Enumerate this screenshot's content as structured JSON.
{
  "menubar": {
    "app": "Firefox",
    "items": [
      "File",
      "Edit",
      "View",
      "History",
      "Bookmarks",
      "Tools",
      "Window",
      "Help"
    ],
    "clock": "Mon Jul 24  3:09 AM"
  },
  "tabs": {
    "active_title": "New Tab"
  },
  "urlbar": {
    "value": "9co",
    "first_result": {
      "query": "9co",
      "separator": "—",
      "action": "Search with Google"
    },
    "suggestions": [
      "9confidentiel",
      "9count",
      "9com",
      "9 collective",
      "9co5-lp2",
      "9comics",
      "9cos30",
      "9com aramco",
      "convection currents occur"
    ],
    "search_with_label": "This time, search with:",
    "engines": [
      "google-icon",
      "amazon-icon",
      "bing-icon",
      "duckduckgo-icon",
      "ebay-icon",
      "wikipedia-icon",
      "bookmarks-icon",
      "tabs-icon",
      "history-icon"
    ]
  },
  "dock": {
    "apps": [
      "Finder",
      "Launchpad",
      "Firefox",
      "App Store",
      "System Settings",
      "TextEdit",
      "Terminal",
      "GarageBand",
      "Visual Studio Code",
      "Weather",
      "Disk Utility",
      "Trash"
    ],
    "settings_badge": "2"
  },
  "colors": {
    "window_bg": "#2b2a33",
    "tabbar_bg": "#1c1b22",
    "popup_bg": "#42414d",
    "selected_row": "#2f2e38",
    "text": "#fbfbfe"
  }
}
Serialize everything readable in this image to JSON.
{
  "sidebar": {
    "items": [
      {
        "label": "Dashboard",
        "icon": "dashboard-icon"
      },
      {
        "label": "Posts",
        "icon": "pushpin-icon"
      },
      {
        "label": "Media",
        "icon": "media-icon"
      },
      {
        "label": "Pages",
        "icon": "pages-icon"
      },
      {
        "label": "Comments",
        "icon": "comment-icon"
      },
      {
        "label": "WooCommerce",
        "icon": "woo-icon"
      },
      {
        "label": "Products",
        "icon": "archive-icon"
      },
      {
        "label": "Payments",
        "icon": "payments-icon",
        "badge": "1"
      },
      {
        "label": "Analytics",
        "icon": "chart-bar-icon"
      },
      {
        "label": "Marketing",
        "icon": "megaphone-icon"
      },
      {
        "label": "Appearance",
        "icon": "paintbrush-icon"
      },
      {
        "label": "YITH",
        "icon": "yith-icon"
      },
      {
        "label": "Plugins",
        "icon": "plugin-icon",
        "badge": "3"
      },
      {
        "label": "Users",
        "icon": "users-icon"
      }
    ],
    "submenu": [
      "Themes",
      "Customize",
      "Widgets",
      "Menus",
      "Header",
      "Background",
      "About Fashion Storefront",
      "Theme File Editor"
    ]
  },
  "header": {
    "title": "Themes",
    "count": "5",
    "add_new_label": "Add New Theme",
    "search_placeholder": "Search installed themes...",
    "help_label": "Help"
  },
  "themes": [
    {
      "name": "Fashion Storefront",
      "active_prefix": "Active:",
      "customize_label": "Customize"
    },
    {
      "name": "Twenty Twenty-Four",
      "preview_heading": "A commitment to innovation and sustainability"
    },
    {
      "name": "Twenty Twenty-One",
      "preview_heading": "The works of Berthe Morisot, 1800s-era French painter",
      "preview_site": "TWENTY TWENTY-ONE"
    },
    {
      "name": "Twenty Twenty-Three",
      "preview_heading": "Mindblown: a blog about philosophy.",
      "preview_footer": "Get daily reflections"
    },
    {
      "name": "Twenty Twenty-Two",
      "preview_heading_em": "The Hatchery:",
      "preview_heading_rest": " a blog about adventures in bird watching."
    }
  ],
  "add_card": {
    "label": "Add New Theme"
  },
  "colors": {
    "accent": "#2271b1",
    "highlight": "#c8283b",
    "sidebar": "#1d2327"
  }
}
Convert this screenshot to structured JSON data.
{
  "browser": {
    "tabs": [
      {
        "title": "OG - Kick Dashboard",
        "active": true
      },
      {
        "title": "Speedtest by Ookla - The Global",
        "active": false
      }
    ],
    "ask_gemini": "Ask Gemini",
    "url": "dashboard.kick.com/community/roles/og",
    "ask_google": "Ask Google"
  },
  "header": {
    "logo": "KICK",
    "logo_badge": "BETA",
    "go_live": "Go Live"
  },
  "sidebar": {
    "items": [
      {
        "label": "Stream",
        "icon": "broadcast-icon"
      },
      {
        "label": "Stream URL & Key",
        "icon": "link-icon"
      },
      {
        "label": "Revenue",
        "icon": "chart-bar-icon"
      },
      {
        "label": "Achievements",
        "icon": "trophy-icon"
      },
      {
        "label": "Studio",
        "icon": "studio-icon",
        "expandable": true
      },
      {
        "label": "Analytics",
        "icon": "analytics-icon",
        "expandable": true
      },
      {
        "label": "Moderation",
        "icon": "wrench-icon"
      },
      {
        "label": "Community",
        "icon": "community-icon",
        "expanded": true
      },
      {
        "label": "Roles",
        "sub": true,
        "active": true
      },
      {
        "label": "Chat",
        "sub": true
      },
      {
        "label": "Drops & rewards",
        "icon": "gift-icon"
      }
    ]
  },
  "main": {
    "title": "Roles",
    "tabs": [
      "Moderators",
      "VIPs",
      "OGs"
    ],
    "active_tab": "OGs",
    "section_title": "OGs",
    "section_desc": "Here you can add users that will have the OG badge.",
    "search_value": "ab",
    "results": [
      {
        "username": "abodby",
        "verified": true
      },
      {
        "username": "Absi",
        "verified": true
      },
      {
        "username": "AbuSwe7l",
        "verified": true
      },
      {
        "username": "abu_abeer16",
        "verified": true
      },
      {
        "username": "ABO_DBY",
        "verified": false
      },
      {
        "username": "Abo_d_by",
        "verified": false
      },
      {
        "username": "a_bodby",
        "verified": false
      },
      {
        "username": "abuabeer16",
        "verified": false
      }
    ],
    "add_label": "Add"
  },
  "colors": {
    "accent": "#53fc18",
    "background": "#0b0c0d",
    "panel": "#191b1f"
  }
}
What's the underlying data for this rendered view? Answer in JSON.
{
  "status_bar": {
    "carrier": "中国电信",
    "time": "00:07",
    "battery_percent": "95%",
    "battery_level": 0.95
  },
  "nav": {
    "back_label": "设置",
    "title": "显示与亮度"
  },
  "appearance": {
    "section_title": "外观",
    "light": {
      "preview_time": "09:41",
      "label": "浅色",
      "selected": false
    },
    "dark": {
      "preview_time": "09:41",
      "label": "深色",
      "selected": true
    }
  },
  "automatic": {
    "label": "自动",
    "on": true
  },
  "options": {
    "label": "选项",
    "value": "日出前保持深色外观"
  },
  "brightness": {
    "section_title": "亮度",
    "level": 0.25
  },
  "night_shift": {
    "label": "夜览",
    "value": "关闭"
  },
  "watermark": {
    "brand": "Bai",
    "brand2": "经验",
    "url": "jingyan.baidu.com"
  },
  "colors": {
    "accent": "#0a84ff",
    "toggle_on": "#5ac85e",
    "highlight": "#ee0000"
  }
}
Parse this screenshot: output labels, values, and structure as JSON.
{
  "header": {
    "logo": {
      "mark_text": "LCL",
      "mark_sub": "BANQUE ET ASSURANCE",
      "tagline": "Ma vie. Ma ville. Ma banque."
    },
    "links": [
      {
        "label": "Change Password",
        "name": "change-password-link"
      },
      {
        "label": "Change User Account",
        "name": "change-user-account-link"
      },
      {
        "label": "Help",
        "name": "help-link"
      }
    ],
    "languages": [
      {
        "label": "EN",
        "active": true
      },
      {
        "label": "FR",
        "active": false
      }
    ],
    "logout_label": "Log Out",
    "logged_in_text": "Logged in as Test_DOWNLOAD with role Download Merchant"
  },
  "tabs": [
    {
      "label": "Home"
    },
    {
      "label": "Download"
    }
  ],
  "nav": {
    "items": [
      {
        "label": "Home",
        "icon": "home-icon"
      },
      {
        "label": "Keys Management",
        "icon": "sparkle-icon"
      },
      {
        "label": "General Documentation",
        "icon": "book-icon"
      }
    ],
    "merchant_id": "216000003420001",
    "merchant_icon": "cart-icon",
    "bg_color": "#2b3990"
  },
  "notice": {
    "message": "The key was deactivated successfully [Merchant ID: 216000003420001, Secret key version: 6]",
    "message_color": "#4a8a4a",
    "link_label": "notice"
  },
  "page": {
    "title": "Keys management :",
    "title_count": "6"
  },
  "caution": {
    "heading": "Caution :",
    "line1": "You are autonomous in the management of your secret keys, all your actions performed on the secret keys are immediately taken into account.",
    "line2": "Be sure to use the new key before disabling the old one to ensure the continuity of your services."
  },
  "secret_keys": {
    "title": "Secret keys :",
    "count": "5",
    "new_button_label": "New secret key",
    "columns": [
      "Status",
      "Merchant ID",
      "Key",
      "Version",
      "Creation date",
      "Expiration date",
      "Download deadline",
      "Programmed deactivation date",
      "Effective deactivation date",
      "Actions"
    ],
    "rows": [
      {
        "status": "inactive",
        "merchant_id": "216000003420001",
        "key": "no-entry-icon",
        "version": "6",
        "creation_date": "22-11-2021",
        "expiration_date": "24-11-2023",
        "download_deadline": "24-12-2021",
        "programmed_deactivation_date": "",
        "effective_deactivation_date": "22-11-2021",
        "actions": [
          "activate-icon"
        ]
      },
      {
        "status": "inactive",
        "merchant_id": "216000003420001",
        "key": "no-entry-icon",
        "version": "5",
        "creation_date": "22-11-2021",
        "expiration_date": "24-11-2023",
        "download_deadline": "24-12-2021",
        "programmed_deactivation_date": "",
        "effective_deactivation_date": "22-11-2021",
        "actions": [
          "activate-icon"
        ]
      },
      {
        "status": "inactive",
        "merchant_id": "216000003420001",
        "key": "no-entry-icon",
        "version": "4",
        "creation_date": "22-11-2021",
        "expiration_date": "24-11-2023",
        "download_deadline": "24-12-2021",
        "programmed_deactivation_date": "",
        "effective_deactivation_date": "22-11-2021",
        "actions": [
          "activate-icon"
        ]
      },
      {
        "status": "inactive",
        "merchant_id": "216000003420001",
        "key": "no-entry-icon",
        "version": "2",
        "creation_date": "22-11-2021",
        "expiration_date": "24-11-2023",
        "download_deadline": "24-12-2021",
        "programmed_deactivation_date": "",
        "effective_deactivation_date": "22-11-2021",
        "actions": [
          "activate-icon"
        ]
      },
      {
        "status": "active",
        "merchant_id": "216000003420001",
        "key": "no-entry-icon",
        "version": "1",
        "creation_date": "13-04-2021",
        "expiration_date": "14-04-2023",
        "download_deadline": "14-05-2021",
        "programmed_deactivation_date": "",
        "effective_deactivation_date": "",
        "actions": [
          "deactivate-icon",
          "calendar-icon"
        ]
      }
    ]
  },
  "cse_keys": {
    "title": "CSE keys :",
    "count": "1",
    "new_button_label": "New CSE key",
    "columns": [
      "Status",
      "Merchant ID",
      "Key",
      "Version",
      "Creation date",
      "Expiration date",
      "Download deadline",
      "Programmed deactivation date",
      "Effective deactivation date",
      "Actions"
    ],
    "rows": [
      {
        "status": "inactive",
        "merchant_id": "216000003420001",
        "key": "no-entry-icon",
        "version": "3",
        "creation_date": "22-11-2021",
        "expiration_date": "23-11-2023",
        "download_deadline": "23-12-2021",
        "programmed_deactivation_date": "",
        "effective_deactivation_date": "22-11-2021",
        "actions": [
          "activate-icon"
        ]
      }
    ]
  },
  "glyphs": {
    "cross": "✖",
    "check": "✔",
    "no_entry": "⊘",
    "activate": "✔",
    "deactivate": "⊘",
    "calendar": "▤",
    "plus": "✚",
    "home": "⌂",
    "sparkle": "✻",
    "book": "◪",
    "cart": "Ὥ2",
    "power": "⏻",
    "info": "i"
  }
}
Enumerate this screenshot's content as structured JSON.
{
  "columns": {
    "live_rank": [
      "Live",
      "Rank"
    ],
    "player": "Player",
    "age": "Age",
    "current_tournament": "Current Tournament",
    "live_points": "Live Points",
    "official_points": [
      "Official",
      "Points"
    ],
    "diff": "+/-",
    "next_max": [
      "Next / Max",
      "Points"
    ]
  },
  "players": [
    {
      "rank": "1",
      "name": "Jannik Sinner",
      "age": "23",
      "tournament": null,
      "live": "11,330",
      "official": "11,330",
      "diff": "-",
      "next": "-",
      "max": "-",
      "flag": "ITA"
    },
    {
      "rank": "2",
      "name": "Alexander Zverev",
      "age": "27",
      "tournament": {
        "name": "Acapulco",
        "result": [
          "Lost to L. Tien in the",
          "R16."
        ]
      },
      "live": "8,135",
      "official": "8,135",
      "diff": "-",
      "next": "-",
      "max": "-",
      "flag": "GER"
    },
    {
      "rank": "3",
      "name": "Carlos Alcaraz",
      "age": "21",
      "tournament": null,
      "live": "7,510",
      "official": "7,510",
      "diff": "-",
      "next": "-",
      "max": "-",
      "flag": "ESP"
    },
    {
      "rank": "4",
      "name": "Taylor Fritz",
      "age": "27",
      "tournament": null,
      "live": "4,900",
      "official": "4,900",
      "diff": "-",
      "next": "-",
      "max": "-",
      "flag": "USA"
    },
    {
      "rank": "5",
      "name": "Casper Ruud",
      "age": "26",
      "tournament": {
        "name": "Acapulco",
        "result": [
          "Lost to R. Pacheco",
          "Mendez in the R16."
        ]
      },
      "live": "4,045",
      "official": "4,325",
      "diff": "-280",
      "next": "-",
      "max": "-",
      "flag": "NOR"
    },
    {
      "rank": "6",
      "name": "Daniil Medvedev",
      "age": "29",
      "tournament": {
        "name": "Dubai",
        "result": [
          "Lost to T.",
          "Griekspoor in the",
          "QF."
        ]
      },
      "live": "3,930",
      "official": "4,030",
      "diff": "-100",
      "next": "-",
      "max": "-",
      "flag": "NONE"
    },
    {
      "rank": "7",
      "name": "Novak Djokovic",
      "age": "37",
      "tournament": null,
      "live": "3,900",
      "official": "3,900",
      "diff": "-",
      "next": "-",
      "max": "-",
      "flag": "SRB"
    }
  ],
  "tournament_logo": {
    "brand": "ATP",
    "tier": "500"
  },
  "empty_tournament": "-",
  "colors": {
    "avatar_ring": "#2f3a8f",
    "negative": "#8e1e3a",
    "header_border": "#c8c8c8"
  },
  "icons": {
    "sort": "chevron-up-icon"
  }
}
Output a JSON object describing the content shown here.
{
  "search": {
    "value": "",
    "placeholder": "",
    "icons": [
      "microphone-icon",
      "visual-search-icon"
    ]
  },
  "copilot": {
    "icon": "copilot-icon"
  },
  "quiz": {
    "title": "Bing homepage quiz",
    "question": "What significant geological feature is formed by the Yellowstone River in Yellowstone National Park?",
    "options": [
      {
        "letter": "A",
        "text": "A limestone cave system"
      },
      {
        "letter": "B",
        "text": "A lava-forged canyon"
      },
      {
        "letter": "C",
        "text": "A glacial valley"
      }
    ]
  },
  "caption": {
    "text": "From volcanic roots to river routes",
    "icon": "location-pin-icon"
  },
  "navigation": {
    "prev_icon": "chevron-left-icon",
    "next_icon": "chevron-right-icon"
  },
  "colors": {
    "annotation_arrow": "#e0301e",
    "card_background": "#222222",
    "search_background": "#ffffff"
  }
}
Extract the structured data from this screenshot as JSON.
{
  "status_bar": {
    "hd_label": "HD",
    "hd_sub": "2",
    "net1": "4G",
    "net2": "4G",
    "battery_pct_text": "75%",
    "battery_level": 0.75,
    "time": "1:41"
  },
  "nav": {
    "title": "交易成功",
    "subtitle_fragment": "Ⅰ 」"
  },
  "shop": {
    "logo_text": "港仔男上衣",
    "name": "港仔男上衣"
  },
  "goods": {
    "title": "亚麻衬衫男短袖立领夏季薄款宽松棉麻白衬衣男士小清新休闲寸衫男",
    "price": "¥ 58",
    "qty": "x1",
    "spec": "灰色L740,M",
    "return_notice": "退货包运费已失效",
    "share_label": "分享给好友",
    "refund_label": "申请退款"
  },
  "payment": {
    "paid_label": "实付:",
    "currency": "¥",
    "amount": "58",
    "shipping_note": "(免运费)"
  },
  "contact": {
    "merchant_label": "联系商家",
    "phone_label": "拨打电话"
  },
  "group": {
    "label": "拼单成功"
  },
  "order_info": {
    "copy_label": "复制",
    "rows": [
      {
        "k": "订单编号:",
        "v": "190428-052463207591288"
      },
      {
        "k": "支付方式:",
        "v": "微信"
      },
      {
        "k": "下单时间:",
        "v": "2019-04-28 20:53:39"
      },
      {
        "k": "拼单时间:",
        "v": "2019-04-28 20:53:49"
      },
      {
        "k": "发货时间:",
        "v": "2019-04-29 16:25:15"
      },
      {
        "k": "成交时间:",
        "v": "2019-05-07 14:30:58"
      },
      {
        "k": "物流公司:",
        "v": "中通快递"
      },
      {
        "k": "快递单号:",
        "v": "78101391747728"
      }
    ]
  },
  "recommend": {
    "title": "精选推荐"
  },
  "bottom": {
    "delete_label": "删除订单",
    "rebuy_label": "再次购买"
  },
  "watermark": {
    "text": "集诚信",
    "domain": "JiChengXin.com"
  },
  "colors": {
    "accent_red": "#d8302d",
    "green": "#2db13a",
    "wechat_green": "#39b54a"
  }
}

*Exercise goal:* Copy down every line of the entries containing the word "data".

*Written reply:*
Convert this screenshot to structured JSON data.
What's the underlying data for this rendered view? Answer in JSON.
Extract the structured data from this screenshot as JSON.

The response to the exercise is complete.